■ GIVEN EXERCISE:
Each line of the listing must be transcribed exactly, except for the images, which should be excluded.

Records from a collection of figures
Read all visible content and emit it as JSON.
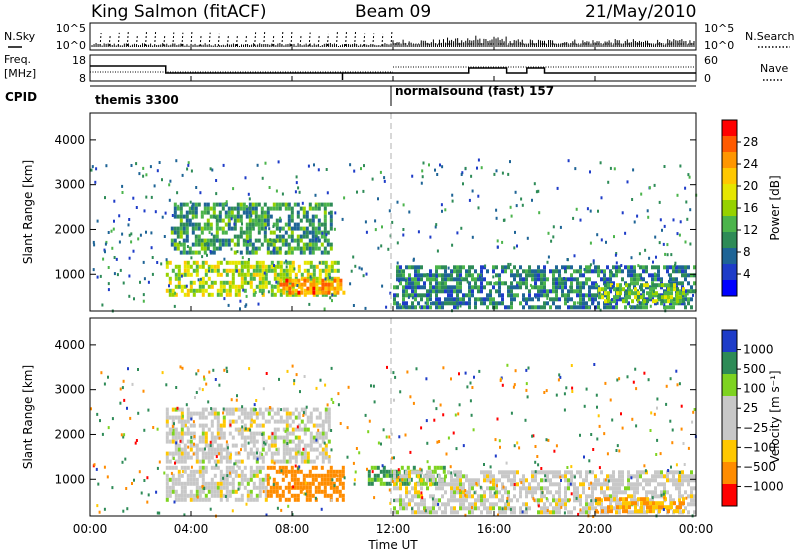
{
  "header": {
    "station": "King Salmon (fitACF)",
    "beam": "Beam 09",
    "date": "21/May/2010"
  },
  "left_labels": {
    "nsky": "N.Sky",
    "freq": "Freq.",
    "freq_unit": "[MHz]",
    "cpid": "CPID"
  },
  "right_labels": {
    "nsearch": "N.Search",
    "nave": "Nave"
  },
  "noise_axis": {
    "left_ticks": [
      "10^5",
      "10^0"
    ],
    "right_ticks": [
      "10^5",
      "10^0"
    ]
  },
  "freq_axis": {
    "left_ticks": [
      "18",
      "8"
    ],
    "right_ticks": [
      "60",
      "0"
    ]
  },
  "cpid_segments": [
    {
      "label": "themis 3300",
      "start_hour": 0
    },
    {
      "label": "normalsound (fast) 157",
      "start_hour": 12
    }
  ],
  "x_axis": {
    "label": "Time UT",
    "ticks": [
      "00:00",
      "04:00",
      "08:00",
      "12:00",
      "16:00",
      "20:00",
      "00:00"
    ]
  },
  "power_colorbar": {
    "label": "Power [dB]",
    "ticks": [
      "28",
      "24",
      "20",
      "16",
      "12",
      "8",
      "4"
    ],
    "colors": [
      "#ff0000",
      "#ff5a00",
      "#ff9600",
      "#ffc800",
      "#e6e600",
      "#96d200",
      "#4bb44b",
      "#2e8b57",
      "#1e6496",
      "#1e3cc8",
      "#0000ff"
    ]
  },
  "velocity_colorbar": {
    "label": "Velocity [m s⁻¹]",
    "ticks": [
      "1000",
      "500",
      "100",
      "25",
      "−25",
      "−100",
      "−500",
      "−1000"
    ],
    "colors": [
      "#1e3cc8",
      "#2e8b57",
      "#7ed321",
      "#c8c8c8",
      "#c8c8c8",
      "#ffc800",
      "#ff8c00",
      "#ff0000"
    ]
  },
  "chart_data": [
    {
      "type": "heatmap",
      "title": "Power",
      "xlabel": "Time UT",
      "ylabel": "Slant Range [km]",
      "xlim": [
        0,
        24
      ],
      "ylim": [
        180,
        4600
      ],
      "yticks": [
        1000,
        2000,
        3000,
        4000
      ],
      "colorbar": {
        "label": "Power [dB]",
        "range": [
          0,
          30
        ]
      },
      "regions": [
        {
          "t": [
            3.2,
            9.5
          ],
          "r": [
            1500,
            2600
          ],
          "value": 10
        },
        {
          "t": [
            3.0,
            9.8
          ],
          "r": [
            500,
            1300
          ],
          "value": 16
        },
        {
          "t": [
            7.5,
            10.0
          ],
          "r": [
            600,
            900
          ],
          "value": 24
        },
        {
          "t": [
            12.0,
            24.0
          ],
          "r": [
            300,
            1200
          ],
          "value": 8
        },
        {
          "t": [
            20.0,
            23.5
          ],
          "r": [
            400,
            800
          ],
          "value": 14
        }
      ]
    },
    {
      "type": "heatmap",
      "title": "Velocity",
      "xlabel": "Time UT",
      "ylabel": "Slant Range [km]",
      "xlim": [
        0,
        24
      ],
      "ylim": [
        180,
        4600
      ],
      "yticks": [
        1000,
        2000,
        3000,
        4000
      ],
      "colorbar": {
        "label": "Velocity [m s⁻¹]",
        "range": [
          -1000,
          1000
        ]
      },
      "regions": [
        {
          "t": [
            3.0,
            9.5
          ],
          "r": [
            1400,
            2600
          ],
          "value": 0
        },
        {
          "t": [
            3.0,
            7.0
          ],
          "r": [
            500,
            1300
          ],
          "value": 0
        },
        {
          "t": [
            7.0,
            10.0
          ],
          "r": [
            500,
            1300
          ],
          "value": -300
        },
        {
          "t": [
            11.0,
            14.0
          ],
          "r": [
            900,
            1300
          ],
          "value": 100
        },
        {
          "t": [
            12.0,
            24.0
          ],
          "r": [
            300,
            1200
          ],
          "value": 0
        },
        {
          "t": [
            20.0,
            23.5
          ],
          "r": [
            300,
            600
          ],
          "value": -100
        }
      ]
    }
  ]
}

■ ANSWER TO THIS PROBLEM:
Read all visible content and emit it as JSON.
{
  "header": {
    "station": "King Salmon (fitACF)",
    "beam": "Beam 09",
    "date": "21/May/2010"
  },
  "left_labels": {
    "nsky": "N.Sky",
    "freq": "Freq.",
    "freq_unit": "[MHz]",
    "cpid": "CPID"
  },
  "right_labels": {
    "nsearch": "N.Search",
    "nave": "Nave"
  },
  "noise_axis": {
    "left_ticks": [
      "10^5",
      "10^0"
    ],
    "right_ticks": [
      "10^5",
      "10^0"
    ]
  },
  "freq_axis": {
    "left_ticks": [
      "18",
      "8"
    ],
    "right_ticks": [
      "60",
      "0"
    ]
  },
  "cpid_segments": [
    {
      "label": "themis 3300",
      "start_hour": 0
    },
    {
      "label": "normalsound (fast) 157",
      "start_hour": 12
    }
  ],
  "x_axis": {
    "label": "Time UT",
    "ticks": [
      "00:00",
      "04:00",
      "08:00",
      "12:00",
      "16:00",
      "20:00",
      "00:00"
    ]
  },
  "power_colorbar": {
    "label": "Power [dB]",
    "ticks": [
      "28",
      "24",
      "20",
      "16",
      "12",
      "8",
      "4"
    ],
    "colors": [
      "#ff0000",
      "#ff5a00",
      "#ff9600",
      "#ffc800",
      "#e6e600",
      "#96d200",
      "#4bb44b",
      "#2e8b57",
      "#1e6496",
      "#1e3cc8",
      "#0000ff"
    ]
  },
  "velocity_colorbar": {
    "label": "Velocity [m s⁻¹]",
    "ticks": [
      "1000",
      "500",
      "100",
      "25",
      "−25",
      "−100",
      "−500",
      "−1000"
    ],
    "colors": [
      "#1e3cc8",
      "#2e8b57",
      "#7ed321",
      "#c8c8c8",
      "#c8c8c8",
      "#ffc800",
      "#ff8c00",
      "#ff0000"
    ]
  },
  "chart_data": [
    {
      "type": "heatmap",
      "title": "Power",
      "xlabel": "Time UT",
      "ylabel": "Slant Range [km]",
      "xlim": [
        0,
        24
      ],
      "ylim": [
        180,
        4600
      ],
      "yticks": [
        1000,
        2000,
        3000,
        4000
      ],
      "colorbar": {
        "label": "Power [dB]",
        "range": [
          0,
          30
        ]
      },
      "regions": [
        {
          "t": [
            3.2,
            9.5
          ],
          "r": [
            1500,
            2600
          ],
          "value": 10
        },
        {
          "t": [
            3.0,
            9.8
          ],
          "r": [
            500,
            1300
          ],
          "value": 16
        },
        {
          "t": [
            7.5,
            10.0
          ],
          "r": [
            600,
            900
          ],
          "value": 24
        },
        {
          "t": [
            12.0,
            24.0
          ],
          "r": [
            300,
            1200
          ],
          "value": 8
        },
        {
          "t": [
            20.0,
            23.5
          ],
          "r": [
            400,
            800
          ],
          "value": 14
        }
      ]
    },
    {
      "type": "heatmap",
      "title": "Velocity",
      "xlabel": "Time UT",
      "ylabel": "Slant Range [km]",
      "xlim": [
        0,
        24
      ],
      "ylim": [
        180,
        4600
      ],
      "yticks": [
        1000,
        2000,
        3000,
        4000
      ],
      "colorbar": {
        "label": "Velocity [m s⁻¹]",
        "range": [
          -1000,
          1000
        ]
      },
      "regions": [
        {
          "t": [
            3.0,
            9.5
          ],
          "r": [
            1400,
            2600
          ],
          "value": 0
        },
        {
          "t": [
            3.0,
            7.0
          ],
          "r": [
            500,
            1300
          ],
          "value": 0
        },
        {
          "t": [
            7.0,
            10.0
          ],
          "r": [
            500,
            1300
          ],
          "value": -300
        },
        {
          "t": [
            11.0,
            14.0
          ],
          "r": [
            900,
            1300
          ],
          "value": 100
        },
        {
          "t": [
            12.0,
            24.0
          ],
          "r": [
            300,
            1200
          ],
          "value": 0
        },
        {
          "t": [
            20.0,
            23.5
          ],
          "r": [
            300,
            600
          ],
          "value": -100
        }
      ]
    }
  ]
}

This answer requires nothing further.